## Begin LISTED RECORDS

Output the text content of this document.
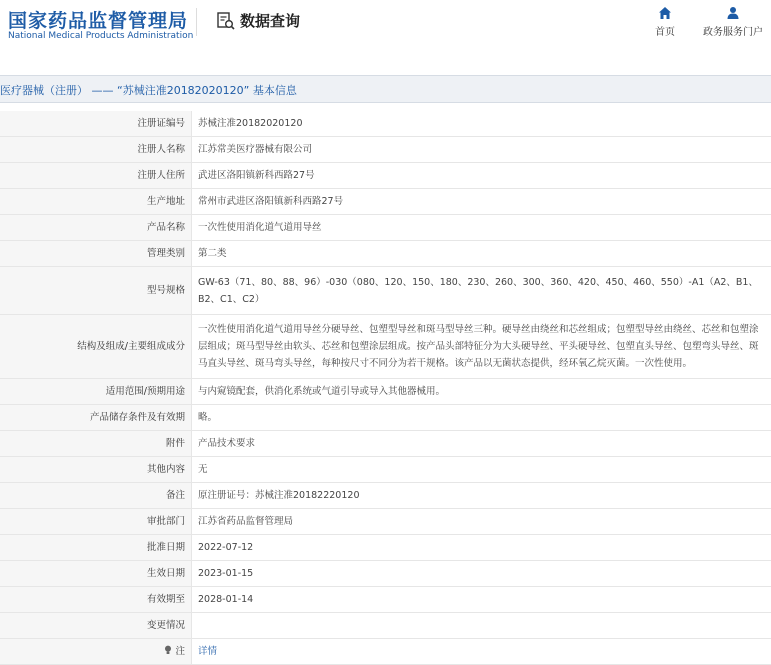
国家药品监督管理局
National Medical Products Administration
数据查询
首页	政务服务门户
医疗器械（注册） —— “苏械注准20182020120” 基本信息
注册证编号	苏械注准20182020120
注册人名称	江苏常美医疗器械有限公司
注册人住所	武进区洛阳镇新科西路27号
生产地址	常州市武进区洛阳镇新科西路27号
产品名称	一次性使用消化道气道用导丝
管理类别	第二类
型号规格	GW-63（71、80、88、96）-030（080、120、150、180、230、260、300、360、420、450、460、550）-A1（A2、B1、B2、C1、C2）
结构及组成/主要组成成分	一次性使用消化道气道用导丝分硬导丝、包塑型导丝和斑马型导丝三种。硬导丝由绕丝和芯丝组成；包塑型导丝由绕丝、芯丝和包塑涂层组成；斑马型导丝由软头、芯丝和包塑涂层组成。按产品头部特征分为大头硬导丝、平头硬导丝、包塑直头导丝、包塑弯头导丝、斑马直头导丝、斑马弯头导丝，每种按尺寸不同分为若干规格。该产品以无菌状态提供，经环氧乙烷灭菌。一次性使用。
适用范围/预期用途	与内窥镜配套，供消化系统或气道引导或导入其他器械用。
产品储存条件及有效期	略。
附件	产品技术要求
其他内容	无
备注	原注册证号：苏械注准20182220120
审批部门	江苏省药品监督管理局
批准日期	2022-07-12
生效日期	2023-01-15
有效期至	2028-01-14
变更情况	
注	详情
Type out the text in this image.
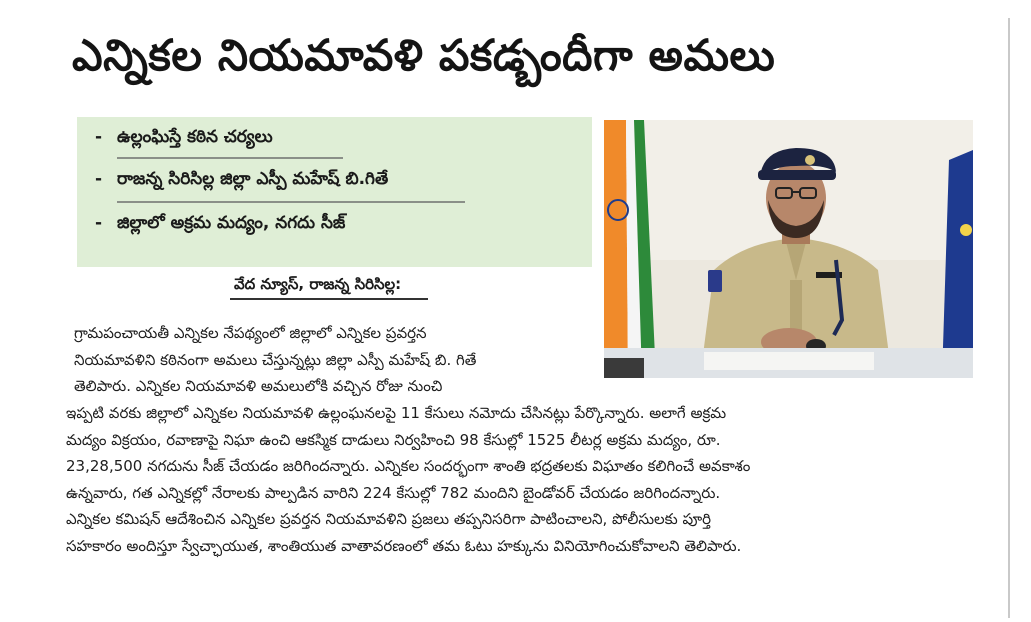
ఎన్నికల నియమావళి పకడ్బందీగా అమలు
- ఉల్లంఘిస్తే కఠిన చర్యలు
- రాజన్న సిరిసిల్ల జిల్లా ఎస్పీ మహేష్ బి.గితే
- జిల్లాలో అక్రమ మద్యం, నగదు సీజ్
వేద న్యూస్, రాజన్న సిరిసిల్ల:
గ్రామపంచాయతీ ఎన్నికల నేపథ్యంలో జిల్లాలో ఎన్నికల ప్రవర్తన
నియమావళిని కఠినంగా అమలు చేస్తున్నట్లు జిల్లా ఎస్పీ మహేష్ బి. గితే
తెలిపారు. ఎన్నికల నియమావళి అమలులోకి వచ్చిన రోజు నుంచి
ఇప్పటి వరకు జిల్లాలో ఎన్నికల నియమావళి ఉల్లంఘనలపై 11 కేసులు నమోదు చేసినట్లు పేర్కొన్నారు. అలాగే అక్రమ
మద్యం విక్రయం, రవాణాపై నిఘా ఉంచి ఆకస్మిక దాడులు నిర్వహించి 98 కేసుల్లో 1525 లీటర్ల అక్రమ మద్యం, రూ.
23,28,500 నగదును సీజ్ చేయడం జరిగిందన్నారు. ఎన్నికల సందర్భంగా శాంతి భద్రతలకు విఘాతం కలిగించే అవకాశం
ఉన్నవారు, గత ఎన్నికల్లో నేరాలకు పాల్పడిన వారిని 224 కేసుల్లో 782 మందిని బైండోవర్ చేయడం జరిగిందన్నారు.
ఎన్నికల కమిషన్ ఆదేశించిన ఎన్నికల ప్రవర్తన నియమావళిని ప్రజలు తప్పనిసరిగా పాటించాలని, పోలీసులకు పూర్తి
సహకారం అందిస్తూ స్వేచ్ఛాయుత, శాంతియుత వాతావరణంలో తమ ఓటు హక్కును వినియోగించుకోవాలని తెలిపారు.
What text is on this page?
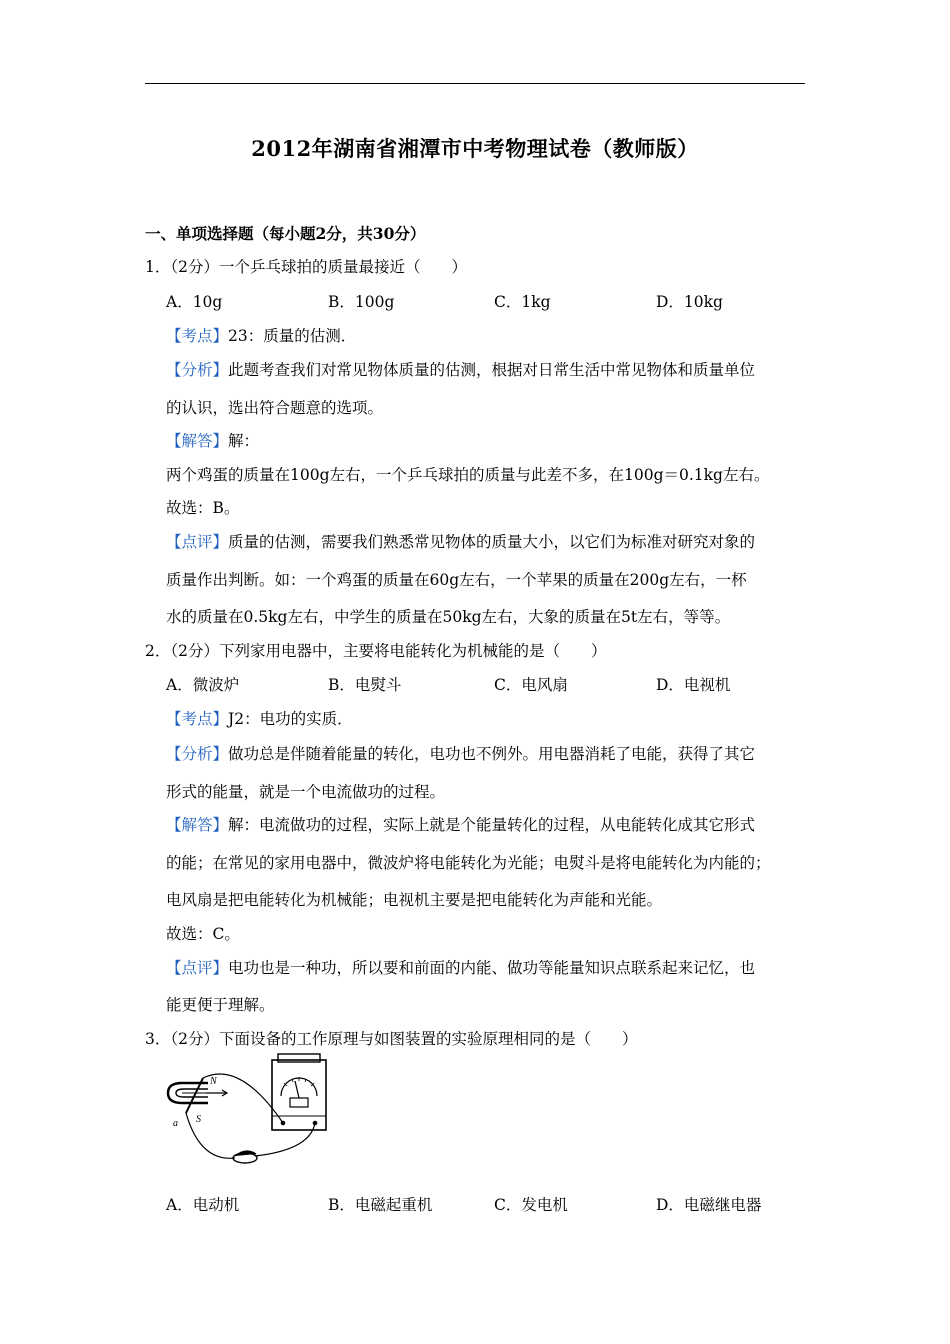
2012年湖南省湘潭市中考物理试卷（教师版）
一、单项选择题（每小题2分，共30分）
1．（2分）一个乒乓球拍的质量最接近（　　）
A．10g	B．100g	C．1kg	D．10kg
【考点】23：质量的估测．
【分析】此题考查我们对常见物体质量的估测，根据对日常生活中常见物体和质量单位
的认识，选出符合题意的选项。
【解答】解：
两个鸡蛋的质量在100g左右，一个乒乓球拍的质量与此差不多，在100g＝0.1kg左右。
故选：B。
【点评】质量的估测，需要我们熟悉常见物体的质量大小，以它们为标准对研究对象的
质量作出判断。如：一个鸡蛋的质量在60g左右，一个苹果的质量在200g左右，一杯
水的质量在0.5kg左右，中学生的质量在50kg左右，大象的质量在5t左右，等等。
2．（2分）下列家用电器中，主要将电能转化为机械能的是（　　）
A．微波炉	B．电熨斗	C．电风扇	D．电视机
【考点】J2：电功的实质．
【分析】做功总是伴随着能量的转化，电功也不例外。用电器消耗了电能，获得了其它
形式的能量，就是一个电流做功的过程。
【解答】解：电流做功的过程，实际上就是个能量转化的过程，从电能转化成其它形式
的能；在常见的家用电器中，微波炉将电能转化为光能；电熨斗是将电能转化为内能的；
电风扇是把电能转化为机械能；电视机主要是把电能转化为声能和光能。
故选：C。
【点评】电功也是一种功，所以要和前面的内能、做功等能量知识点联系起来记忆，也
能更便于理解。
3．（2分）下面设备的工作原理与如图装置的实验原理相同的是（　　）
N
S
a
A．电动机	B．电磁起重机	C．发电机	D．电磁继电器
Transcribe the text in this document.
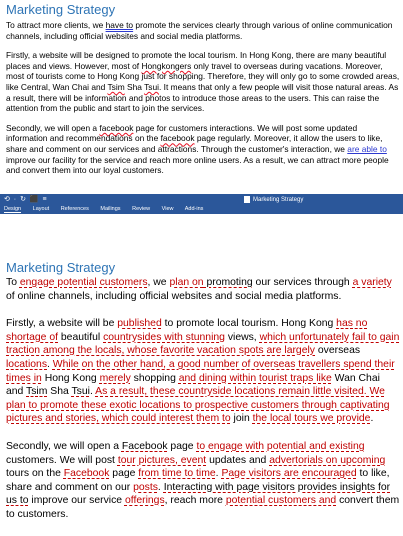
Marketing Strategy

To attract more clients, we have to promote the services clearly through various of online communication channels, including official websites and social media platforms.

Firstly, a website will be designed to promote the local tourism. In Hong Kong, there are many beautiful places and views. However, most of Hongkongers only travel to overseas during vacations. Moreover, most of tourists come to Hong Kong just for shopping. Therefore, they will only go to some crowded areas, like Central, Wan Chai and Tsim Sha Tsui. It means that only a few people will visit those natural areas. As a result, there will be information and photos to introduce those areas to the users. This can raise the attention from the public and start to join the services.

Secondly, we will open a facebook page for customers interactions. We will post some updated information and recommendations on the facebook page regularly. Moreover, it allow the users to like, share and comment on our services and attractions. Through the customer's interaction, we are able to improve our facility for the service and reach more online users. As a result, we can attract more people and convert them into our loyal customers.

⟲ · ↻ ⬛ ≡	Marketing Strategy
Design Layout References Mailings Review View Add-ins
Marketing Strategy

To engage potential customers, we plan on promoting our services through a variety of online channels, including official websites and social media platforms.

Firstly, a website will be published to promote local tourism. Hong Kong has no shortage of beautiful countrysides with stunning views, which unfortunately fail to gain traction among the locals, whose favorite vacation spots are largely overseas locations. While on the other hand, a good number of overseas travellers spend their times in Hong Kong merely shopping and dining within tourist traps like Wan Chai and Tsim Sha Tsui. As a result, these countryside locations remain little visited. We plan to promote these exotic locations to prospective customers through captivating pictures and stories, which could interest them to join the local tours we provide.

Secondly, we will open a Facebook page to engage with potential and existing customers. We will post tour pictures, event updates and advertorials on upcoming tours on the Facebook page from time to time. Page visitors are encouraged to like, share and comment on our posts. Interacting with page visitors provides insights for us to improve our service offerings, reach more potential customers and convert them to customers.
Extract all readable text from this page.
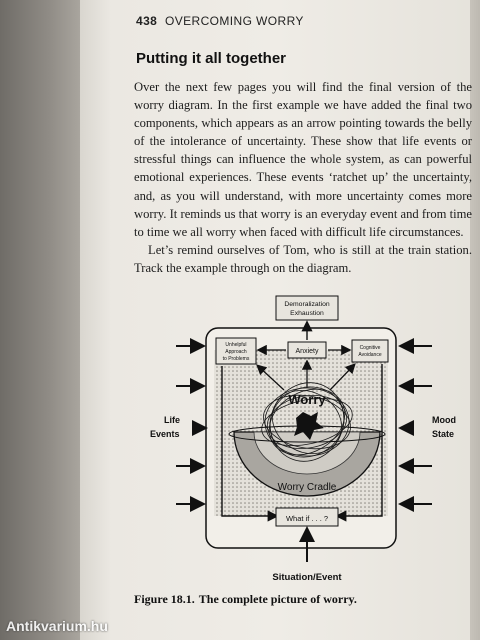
438 OVERCOMING WORRY
Putting it all together

Over the next few pages you will find the final version of the worry diagram. In the first example we have added the final two components, which appears as an arrow pointing towards the belly of the intolerance of uncertainty. These show that life events or stressful things can influence the whole system, as can powerful emotional experiences. These events ‘ratchet up’ the uncertainty, and, as you will understand, with more uncertainty comes more worry. It reminds us that worry is an everyday event and from time to time we all worry when faced with difficult life circumstances.

Let’s remind ourselves of Tom, who is still at the train station. Track the example through on the diagram.

Demoralization
Exhaustion
Unhelpful
Approach
to Problems
Anxiety	Cognitive
Avoidance
Worry Cradle
Worry
What if . . . ?
Life
Events
Mood
State
Situation/Event
Figure 18.1. The complete picture of worry.
Antikvarium.hu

## End LISTED RECORDS

■ WHAT YOU HAVE TO DO ■
Among these entries, how many lines include the string "document"? Reply with the number by itself.

■ COMPLETED EXERCISE ■
2